• _Data to use_:
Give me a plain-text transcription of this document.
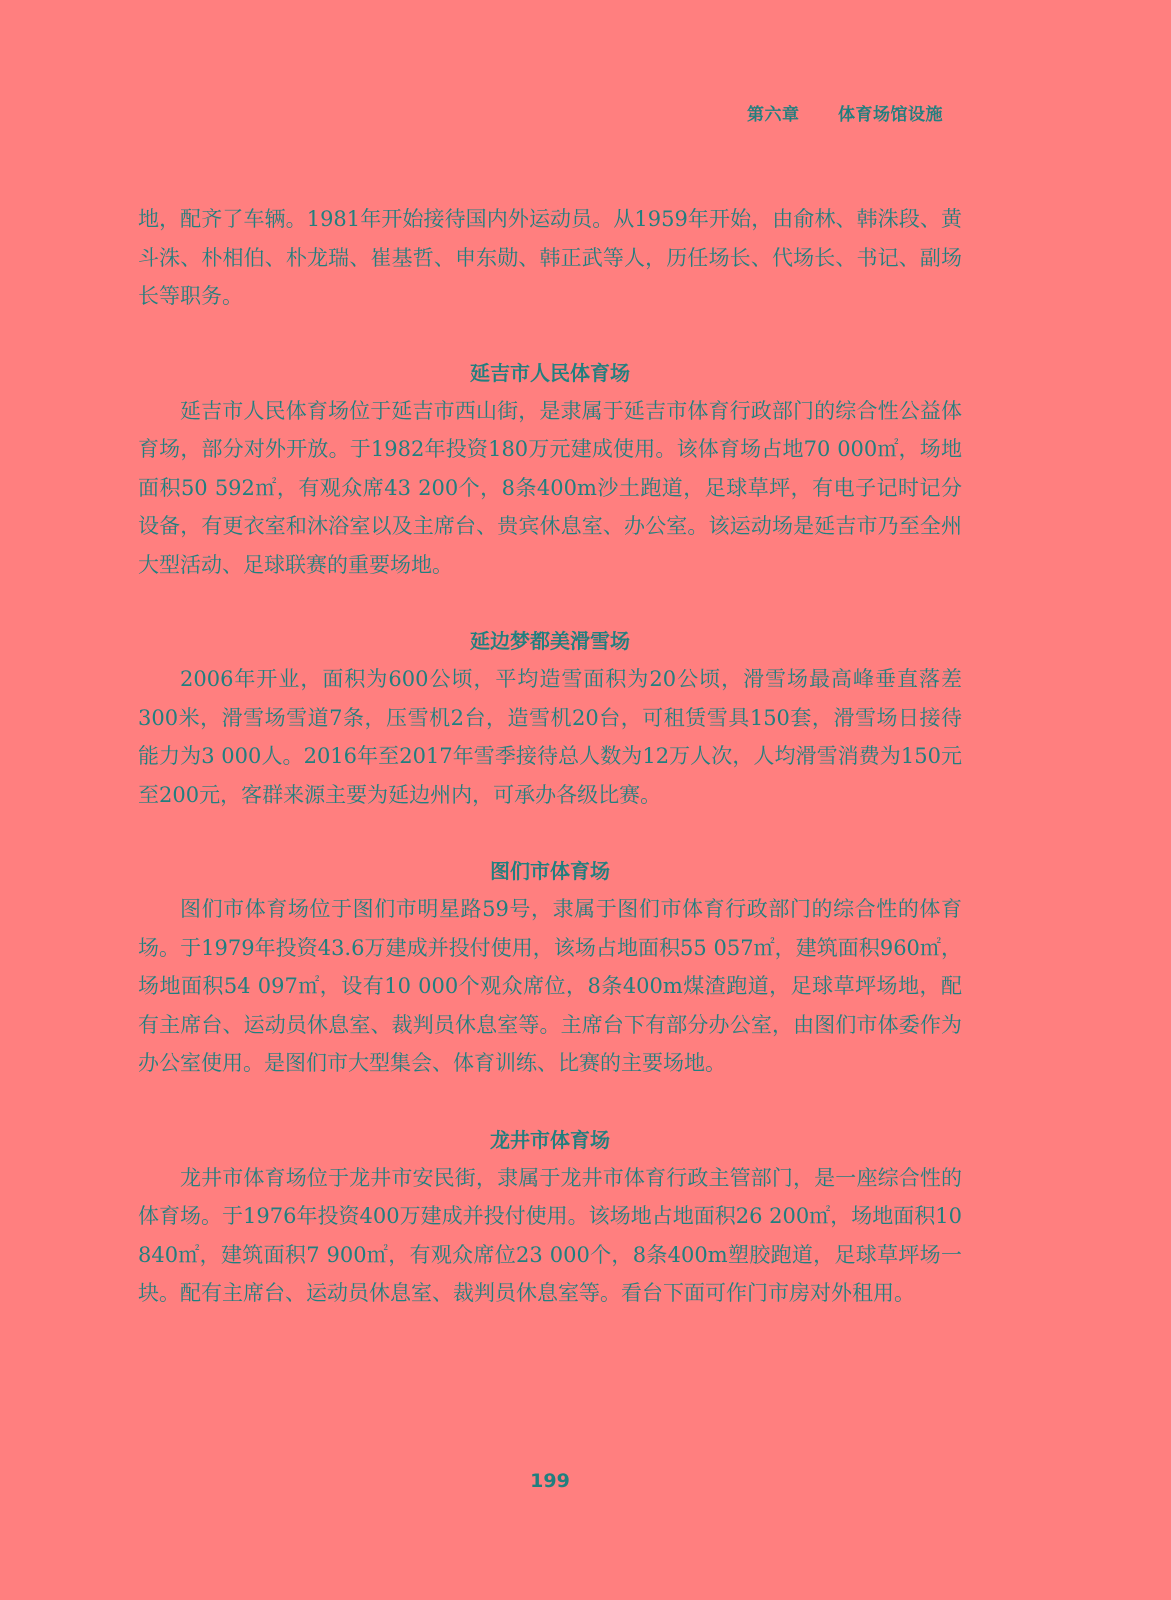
第六章 体育场馆设施

地，配齐了车辆。1981年开始接待国内外运动员。从1959年开始，由俞林、韩洙段、黄斗洙、朴相伯、朴龙瑞、崔基哲、申东勋、韩正武等人，历任场长、代场长、书记、副场长等职务。

延吉市人民体育场

延吉市人民体育场位于延吉市西山街，是隶属于延吉市体育行政部门的综合性公益体育场，部分对外开放。于1982年投资180万元建成使用。该体育场占地70 000㎡，场地面积50 592㎡，有观众席43 200个，8条400m沙土跑道，足球草坪，有电子记时记分设备，有更衣室和沐浴室以及主席台、贵宾休息室、办公室。该运动场是延吉市乃至全州大型活动、足球联赛的重要场地。

延边梦都美滑雪场

2006年开业，面积为600公顷，平均造雪面积为20公顷，滑雪场最高峰垂直落差300米，滑雪场雪道7条，压雪机2台，造雪机20台，可租赁雪具150套，滑雪场日接待能力为3 000人。2016年至2017年雪季接待总人数为12万人次，人均滑雪消费为150元至200元，客群来源主要为延边州内，可承办各级比赛。

图们市体育场

图们市体育场位于图们市明星路59号，隶属于图们市体育行政部门的综合性的体育场。于1979年投资43.6万建成并投付使用，该场占地面积55 057㎡，建筑面积960㎡，场地面积54 097㎡，设有10 000个观众席位，8条400m煤渣跑道，足球草坪场地，配有主席台、运动员休息室、裁判员休息室等。主席台下有部分办公室，由图们市体委作为办公室使用。是图们市大型集会、体育训练、比赛的主要场地。

龙井市体育场

龙井市体育场位于龙井市安民街，隶属于龙井市体育行政主管部门，是一座综合性的体育场。于1976年投资400万建成并投付使用。该场地占地面积26 200㎡，场地面积10 840㎡，建筑面积7 900㎡，有观众席位23 000个，8条400m塑胶跑道，足球草坪场一块。配有主席台、运动员休息室、裁判员休息室等。看台下面可作门市房对外租用。

199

• _Requirements_: Leave the pictures out and copy the rest of the data exactly.

• _The result_:
Give me a plain-text transcription of this document.
第六章 体育场馆设施

地，配齐了车辆。1981年开始接待国内外运动员。从1959年开始，由俞林、韩洙段、黄斗洙、朴相伯、朴龙瑞、崔基哲、申东勋、韩正武等人，历任场长、代场长、书记、副场长等职务。

延吉市人民体育场

延吉市人民体育场位于延吉市西山街，是隶属于延吉市体育行政部门的综合性公益体育场，部分对外开放。于1982年投资180万元建成使用。该体育场占地70 000㎡，场地面积50 592㎡，有观众席43 200个，8条400m沙土跑道，足球草坪，有电子记时记分设备，有更衣室和沐浴室以及主席台、贵宾休息室、办公室。该运动场是延吉市乃至全州大型活动、足球联赛的重要场地。

延边梦都美滑雪场

2006年开业，面积为600公顷，平均造雪面积为20公顷，滑雪场最高峰垂直落差300米，滑雪场雪道7条，压雪机2台，造雪机20台，可租赁雪具150套，滑雪场日接待能力为3 000人。2016年至2017年雪季接待总人数为12万人次，人均滑雪消费为150元至200元，客群来源主要为延边州内，可承办各级比赛。

图们市体育场

图们市体育场位于图们市明星路59号，隶属于图们市体育行政部门的综合性的体育场。于1979年投资43.6万建成并投付使用，该场占地面积55 057㎡，建筑面积960㎡，场地面积54 097㎡，设有10 000个观众席位，8条400m煤渣跑道，足球草坪场地，配有主席台、运动员休息室、裁判员休息室等。主席台下有部分办公室，由图们市体委作为办公室使用。是图们市大型集会、体育训练、比赛的主要场地。

龙井市体育场

龙井市体育场位于龙井市安民街，隶属于龙井市体育行政主管部门，是一座综合性的体育场。于1976年投资400万建成并投付使用。该场地占地面积26 200㎡，场地面积10 840㎡，建筑面积7 900㎡，有观众席位23 000个，8条400m塑胶跑道，足球草坪场一块。配有主席台、运动员休息室、裁判员休息室等。看台下面可作门市房对外租用。

199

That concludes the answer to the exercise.